== EXCERPTED PASSAGE ==
I really wanted to continue my "Character Creation" series and show the evolution/process of a character as I was experiencing it.  Unfortunately, I have to cut this series short (and hopefully pick it up at a later date, in a different production) because I cannot participate in Payne Hollow.  My recovery hasn't progressed quickly enough, despite my (and my doctors') best efforts, so I must withdraw from all opera-related activities until the fall.

That's the short of it.  The long of it is that this non-singing, non-exercising, non-progressing, non-being illness is making something new of me.  I am, right now, something that I've never been before and the changing, the transformation, hurts.

First and foremost, I am a go-getter.  I work hard, I make plans, and I do my very best to achieve them.  This illness has kept me from doing everything.  Sure, I've been able to write some and read and watch a ton of opera, but it has kept me bolted to the couch, isolated from the very things and people I love most of all.  So even though a vacation from everything would seem amazing to some people, for me it's a new form of torture.  I know it sounds dramatic, but I'm not sure how else to express it.

Second of all, this illness forced me to turn down opportunities that I was excited about.  Ever since I first heard Jake Heggie's Dead Man Walking (the first contemporary opera I ever listened to), I've always dreamed of having an opera role written for me.  I thought that I'd have to wait a long time for this, or that, perhaps, it would never happen.  But this year, at Bard, that dream (inconceivably!) came true.  The music is beautiful and the role is written perfectly for my voice.  But I cannot sing in the world premiere.  This, alone, threatened to crush my spirit.

== WORK TO COMPLETE ==
Carry on writing the post about stepping away from opera because of illness, starting right after its final sentence. You won't need the data for this.

== EXCERPTED DATA ==
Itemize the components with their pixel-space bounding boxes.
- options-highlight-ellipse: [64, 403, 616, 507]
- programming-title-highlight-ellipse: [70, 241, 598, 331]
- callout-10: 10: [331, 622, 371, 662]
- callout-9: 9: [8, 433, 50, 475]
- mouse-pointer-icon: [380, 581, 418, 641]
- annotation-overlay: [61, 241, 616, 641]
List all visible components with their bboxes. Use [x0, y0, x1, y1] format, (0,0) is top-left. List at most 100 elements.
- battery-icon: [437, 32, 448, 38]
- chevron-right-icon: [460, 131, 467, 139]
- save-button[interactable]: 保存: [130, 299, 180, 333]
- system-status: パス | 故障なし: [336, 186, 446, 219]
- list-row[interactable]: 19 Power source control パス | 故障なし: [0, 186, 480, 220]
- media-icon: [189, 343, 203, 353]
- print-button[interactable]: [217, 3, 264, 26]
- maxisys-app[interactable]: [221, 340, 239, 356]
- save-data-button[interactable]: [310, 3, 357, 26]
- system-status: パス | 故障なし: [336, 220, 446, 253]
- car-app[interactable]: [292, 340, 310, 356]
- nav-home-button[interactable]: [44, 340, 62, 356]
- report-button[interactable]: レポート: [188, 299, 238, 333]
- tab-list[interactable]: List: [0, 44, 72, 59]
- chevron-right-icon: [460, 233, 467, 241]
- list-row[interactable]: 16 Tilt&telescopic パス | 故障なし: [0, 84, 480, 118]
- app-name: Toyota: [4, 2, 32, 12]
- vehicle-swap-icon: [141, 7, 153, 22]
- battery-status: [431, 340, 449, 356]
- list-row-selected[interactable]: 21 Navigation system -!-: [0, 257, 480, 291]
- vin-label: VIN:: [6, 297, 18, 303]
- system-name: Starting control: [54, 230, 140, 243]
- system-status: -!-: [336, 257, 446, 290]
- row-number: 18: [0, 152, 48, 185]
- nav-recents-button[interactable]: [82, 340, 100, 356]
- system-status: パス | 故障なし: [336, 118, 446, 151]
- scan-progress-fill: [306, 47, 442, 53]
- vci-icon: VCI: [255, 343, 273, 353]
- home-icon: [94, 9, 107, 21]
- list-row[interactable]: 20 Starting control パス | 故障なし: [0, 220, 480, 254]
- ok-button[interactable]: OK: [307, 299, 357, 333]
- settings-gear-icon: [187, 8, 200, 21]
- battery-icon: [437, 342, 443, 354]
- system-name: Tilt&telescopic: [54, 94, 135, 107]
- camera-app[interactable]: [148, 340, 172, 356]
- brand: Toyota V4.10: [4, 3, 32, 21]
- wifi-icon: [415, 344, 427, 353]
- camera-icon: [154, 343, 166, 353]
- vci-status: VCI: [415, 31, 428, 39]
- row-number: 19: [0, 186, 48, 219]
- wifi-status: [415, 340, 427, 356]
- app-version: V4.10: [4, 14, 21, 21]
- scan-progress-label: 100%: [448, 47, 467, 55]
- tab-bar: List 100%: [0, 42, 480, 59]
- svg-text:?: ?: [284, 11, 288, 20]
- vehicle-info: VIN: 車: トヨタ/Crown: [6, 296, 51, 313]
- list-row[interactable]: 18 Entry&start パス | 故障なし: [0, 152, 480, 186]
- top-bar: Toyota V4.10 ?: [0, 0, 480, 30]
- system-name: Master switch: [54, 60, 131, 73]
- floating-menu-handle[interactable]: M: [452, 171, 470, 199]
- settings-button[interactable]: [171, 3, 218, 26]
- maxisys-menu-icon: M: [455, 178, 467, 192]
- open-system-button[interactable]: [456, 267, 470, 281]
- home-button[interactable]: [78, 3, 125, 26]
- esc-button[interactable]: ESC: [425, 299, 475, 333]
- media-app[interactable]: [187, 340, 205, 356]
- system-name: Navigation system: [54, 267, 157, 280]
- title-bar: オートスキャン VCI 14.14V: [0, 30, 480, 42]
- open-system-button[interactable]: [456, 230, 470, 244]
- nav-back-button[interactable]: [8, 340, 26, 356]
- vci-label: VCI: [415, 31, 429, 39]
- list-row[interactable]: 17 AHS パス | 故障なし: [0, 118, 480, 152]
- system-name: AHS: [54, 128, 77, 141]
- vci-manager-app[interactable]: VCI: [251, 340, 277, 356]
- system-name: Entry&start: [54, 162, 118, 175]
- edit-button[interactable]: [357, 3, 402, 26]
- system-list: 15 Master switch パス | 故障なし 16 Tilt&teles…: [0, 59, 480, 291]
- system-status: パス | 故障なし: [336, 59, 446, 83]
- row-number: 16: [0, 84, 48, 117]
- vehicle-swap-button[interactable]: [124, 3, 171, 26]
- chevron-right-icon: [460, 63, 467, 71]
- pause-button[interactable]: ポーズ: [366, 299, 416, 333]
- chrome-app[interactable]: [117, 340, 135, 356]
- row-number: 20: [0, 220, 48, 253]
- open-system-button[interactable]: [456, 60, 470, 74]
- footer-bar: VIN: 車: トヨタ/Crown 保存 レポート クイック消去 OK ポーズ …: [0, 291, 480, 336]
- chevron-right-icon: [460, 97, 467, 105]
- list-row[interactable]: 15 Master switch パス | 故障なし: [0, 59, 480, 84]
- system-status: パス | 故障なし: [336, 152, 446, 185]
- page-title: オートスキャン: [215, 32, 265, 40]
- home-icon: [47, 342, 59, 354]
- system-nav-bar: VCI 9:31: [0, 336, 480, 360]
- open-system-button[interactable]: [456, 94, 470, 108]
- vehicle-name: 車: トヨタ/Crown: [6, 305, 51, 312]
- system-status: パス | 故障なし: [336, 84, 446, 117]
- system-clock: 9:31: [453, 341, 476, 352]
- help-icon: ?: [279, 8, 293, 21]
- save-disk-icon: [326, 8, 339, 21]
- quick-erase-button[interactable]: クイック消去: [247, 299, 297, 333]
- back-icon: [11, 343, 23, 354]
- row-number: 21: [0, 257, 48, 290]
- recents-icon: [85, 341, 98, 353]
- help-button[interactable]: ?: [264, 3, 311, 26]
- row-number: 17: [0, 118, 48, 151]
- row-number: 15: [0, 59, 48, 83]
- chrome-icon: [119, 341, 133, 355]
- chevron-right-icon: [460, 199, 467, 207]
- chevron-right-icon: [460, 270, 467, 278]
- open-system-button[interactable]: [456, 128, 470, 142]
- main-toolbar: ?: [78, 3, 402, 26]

== EXERCISE ANSWER ==
Third, and most of all, I am not a quitter and I will not let anything bring me down.  This is tough; I have good days and bad days, both physically and emotionally, but overall I am positive and hopeful.  I think it is crucial, in life, to hang on the hardest when the sea is the wildest.  I have my loved ones to anchor me and my faith to keep me grounded.  The rest is the wind and the waves and the thrashing of fate.

Despite everything, this illness has already taught me something extremely important.  It has illuminated, for me, the reason why I sing.  I always believed that I sing because I love to do it.  But now, with no voice for six months, I have discovered the truest, deepest reason for my passion for singing.

Music is a balm for the soul.  It feeds us and moves us and heals us in ways that we cannot see or fully understand.  And I know now that I have sung my entire life, and I will sing my entire life, because it is the best way that I can give to others.  It is the thing I am the best at and the thing that I have found to have the most influence when placed in my hands.  I find fulfillment and joy in giving.  And singing is my giving.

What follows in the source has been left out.